Written task: Pull every line containing "title" from the entries.

+++ Provided material +++

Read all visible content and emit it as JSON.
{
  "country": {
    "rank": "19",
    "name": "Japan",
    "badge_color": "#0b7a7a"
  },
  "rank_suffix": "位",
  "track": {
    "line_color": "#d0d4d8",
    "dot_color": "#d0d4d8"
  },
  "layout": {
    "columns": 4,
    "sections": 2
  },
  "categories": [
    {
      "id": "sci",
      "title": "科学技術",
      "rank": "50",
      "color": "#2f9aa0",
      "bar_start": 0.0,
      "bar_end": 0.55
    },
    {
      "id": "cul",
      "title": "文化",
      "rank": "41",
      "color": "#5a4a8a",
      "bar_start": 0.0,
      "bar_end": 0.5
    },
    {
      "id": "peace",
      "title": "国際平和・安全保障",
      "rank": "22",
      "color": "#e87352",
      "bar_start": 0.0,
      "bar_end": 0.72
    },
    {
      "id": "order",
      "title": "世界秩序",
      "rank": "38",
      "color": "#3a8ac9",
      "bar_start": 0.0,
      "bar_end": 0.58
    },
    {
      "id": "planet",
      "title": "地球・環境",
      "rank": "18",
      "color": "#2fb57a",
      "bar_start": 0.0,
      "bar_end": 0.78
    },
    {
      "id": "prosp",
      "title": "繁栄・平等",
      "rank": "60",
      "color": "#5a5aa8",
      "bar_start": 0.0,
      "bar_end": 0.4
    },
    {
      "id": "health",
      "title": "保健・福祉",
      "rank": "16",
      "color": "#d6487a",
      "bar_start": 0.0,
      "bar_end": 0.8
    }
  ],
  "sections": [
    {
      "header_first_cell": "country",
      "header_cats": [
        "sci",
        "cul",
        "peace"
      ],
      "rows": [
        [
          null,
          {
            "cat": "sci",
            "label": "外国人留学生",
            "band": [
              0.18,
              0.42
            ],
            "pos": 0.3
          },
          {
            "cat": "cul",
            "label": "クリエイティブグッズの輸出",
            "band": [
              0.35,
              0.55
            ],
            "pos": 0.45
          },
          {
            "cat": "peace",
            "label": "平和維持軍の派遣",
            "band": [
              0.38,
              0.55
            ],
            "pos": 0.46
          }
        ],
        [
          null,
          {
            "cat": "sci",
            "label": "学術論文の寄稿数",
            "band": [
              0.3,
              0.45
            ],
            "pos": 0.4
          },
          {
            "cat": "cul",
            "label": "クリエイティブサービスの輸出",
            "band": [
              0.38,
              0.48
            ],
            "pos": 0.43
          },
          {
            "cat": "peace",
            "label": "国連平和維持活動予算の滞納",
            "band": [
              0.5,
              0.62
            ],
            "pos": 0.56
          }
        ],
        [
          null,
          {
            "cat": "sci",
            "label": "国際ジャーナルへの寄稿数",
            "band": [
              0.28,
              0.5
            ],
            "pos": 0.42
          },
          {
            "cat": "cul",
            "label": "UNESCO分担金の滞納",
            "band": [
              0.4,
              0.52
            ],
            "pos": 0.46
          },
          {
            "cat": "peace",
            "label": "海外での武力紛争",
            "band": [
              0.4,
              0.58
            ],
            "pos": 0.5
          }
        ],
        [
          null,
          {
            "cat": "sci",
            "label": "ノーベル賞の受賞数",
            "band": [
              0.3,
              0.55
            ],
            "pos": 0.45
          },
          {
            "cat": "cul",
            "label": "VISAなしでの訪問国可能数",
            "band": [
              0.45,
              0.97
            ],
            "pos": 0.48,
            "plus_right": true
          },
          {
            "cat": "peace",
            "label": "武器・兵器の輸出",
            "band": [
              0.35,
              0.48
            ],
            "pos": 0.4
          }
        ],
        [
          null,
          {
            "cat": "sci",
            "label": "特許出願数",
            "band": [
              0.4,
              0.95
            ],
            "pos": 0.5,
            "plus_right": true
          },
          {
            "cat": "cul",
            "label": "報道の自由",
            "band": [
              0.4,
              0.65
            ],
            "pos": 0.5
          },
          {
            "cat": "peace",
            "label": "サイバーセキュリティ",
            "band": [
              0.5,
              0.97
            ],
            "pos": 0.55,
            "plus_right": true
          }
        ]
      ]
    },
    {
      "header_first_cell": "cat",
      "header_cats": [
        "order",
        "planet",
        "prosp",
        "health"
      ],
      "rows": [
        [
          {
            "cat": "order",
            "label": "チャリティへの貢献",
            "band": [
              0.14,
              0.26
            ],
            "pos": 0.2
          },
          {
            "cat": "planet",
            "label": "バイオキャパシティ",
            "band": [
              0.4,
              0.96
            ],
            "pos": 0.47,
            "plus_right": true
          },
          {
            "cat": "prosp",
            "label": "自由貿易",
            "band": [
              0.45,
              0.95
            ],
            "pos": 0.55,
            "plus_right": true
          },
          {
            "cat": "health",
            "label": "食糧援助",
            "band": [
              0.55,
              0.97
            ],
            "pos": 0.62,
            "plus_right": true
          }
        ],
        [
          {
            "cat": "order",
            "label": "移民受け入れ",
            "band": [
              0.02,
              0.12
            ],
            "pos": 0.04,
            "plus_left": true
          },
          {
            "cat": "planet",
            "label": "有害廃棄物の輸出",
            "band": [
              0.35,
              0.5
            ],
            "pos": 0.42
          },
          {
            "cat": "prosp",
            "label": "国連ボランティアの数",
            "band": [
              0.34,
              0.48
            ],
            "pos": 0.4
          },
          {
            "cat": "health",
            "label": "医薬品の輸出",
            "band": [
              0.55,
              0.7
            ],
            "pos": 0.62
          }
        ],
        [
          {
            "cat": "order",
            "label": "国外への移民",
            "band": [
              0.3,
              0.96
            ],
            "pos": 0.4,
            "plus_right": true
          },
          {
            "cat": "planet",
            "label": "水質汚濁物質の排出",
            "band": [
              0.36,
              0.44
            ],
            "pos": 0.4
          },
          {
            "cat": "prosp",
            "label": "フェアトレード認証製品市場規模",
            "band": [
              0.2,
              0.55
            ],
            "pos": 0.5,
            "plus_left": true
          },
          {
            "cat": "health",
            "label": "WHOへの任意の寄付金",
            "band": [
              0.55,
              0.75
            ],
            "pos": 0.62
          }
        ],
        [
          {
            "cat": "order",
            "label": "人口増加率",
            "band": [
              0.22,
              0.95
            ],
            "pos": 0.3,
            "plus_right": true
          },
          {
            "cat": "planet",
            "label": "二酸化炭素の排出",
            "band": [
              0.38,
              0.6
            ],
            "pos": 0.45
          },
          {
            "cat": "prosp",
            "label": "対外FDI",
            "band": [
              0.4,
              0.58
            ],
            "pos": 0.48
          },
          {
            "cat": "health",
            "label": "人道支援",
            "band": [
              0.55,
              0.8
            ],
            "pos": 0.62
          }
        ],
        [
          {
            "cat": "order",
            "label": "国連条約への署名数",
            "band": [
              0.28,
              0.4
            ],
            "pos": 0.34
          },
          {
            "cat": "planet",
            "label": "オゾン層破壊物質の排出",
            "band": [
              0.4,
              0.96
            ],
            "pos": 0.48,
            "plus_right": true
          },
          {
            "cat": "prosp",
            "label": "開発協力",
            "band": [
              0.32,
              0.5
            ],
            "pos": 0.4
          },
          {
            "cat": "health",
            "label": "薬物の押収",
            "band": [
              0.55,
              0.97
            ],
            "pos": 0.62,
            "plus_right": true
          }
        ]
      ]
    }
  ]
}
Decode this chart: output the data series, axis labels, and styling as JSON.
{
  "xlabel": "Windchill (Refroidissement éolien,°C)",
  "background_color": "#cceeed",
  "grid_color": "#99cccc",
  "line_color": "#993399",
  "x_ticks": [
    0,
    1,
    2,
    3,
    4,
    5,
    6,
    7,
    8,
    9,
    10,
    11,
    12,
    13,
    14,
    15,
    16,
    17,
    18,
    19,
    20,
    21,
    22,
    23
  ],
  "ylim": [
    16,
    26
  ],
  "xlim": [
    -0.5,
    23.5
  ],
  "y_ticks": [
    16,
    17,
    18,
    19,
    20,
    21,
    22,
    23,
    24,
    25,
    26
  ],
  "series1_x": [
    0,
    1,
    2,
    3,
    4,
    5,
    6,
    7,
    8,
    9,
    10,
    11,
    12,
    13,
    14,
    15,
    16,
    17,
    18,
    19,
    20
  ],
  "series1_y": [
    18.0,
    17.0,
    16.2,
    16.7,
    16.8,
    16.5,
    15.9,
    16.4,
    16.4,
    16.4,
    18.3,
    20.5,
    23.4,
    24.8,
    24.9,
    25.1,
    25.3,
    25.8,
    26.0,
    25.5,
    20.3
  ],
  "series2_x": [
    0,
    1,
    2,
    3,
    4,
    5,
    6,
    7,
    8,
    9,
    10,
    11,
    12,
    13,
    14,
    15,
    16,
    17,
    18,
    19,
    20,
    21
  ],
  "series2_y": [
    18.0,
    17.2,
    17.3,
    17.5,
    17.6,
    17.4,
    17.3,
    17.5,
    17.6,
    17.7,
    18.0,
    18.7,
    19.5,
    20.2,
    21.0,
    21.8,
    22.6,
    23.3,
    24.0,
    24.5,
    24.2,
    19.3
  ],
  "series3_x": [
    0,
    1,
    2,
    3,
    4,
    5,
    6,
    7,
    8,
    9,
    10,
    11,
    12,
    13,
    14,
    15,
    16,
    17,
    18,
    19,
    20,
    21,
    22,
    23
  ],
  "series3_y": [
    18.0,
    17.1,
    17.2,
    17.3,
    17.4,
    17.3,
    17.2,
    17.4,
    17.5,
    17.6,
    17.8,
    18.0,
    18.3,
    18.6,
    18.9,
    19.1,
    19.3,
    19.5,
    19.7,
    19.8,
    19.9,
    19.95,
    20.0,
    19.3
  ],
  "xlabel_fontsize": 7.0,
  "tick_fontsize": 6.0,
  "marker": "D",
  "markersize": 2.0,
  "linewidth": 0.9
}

+++

Response to the exercise:
      "title": "科学技術",
      "title": "文化",
      "title": "国際平和・安全保障",
      "title": "世界秩序",
      "title": "地球・環境",
      "title": "繁栄・平等",
      "title": "保健・福祉",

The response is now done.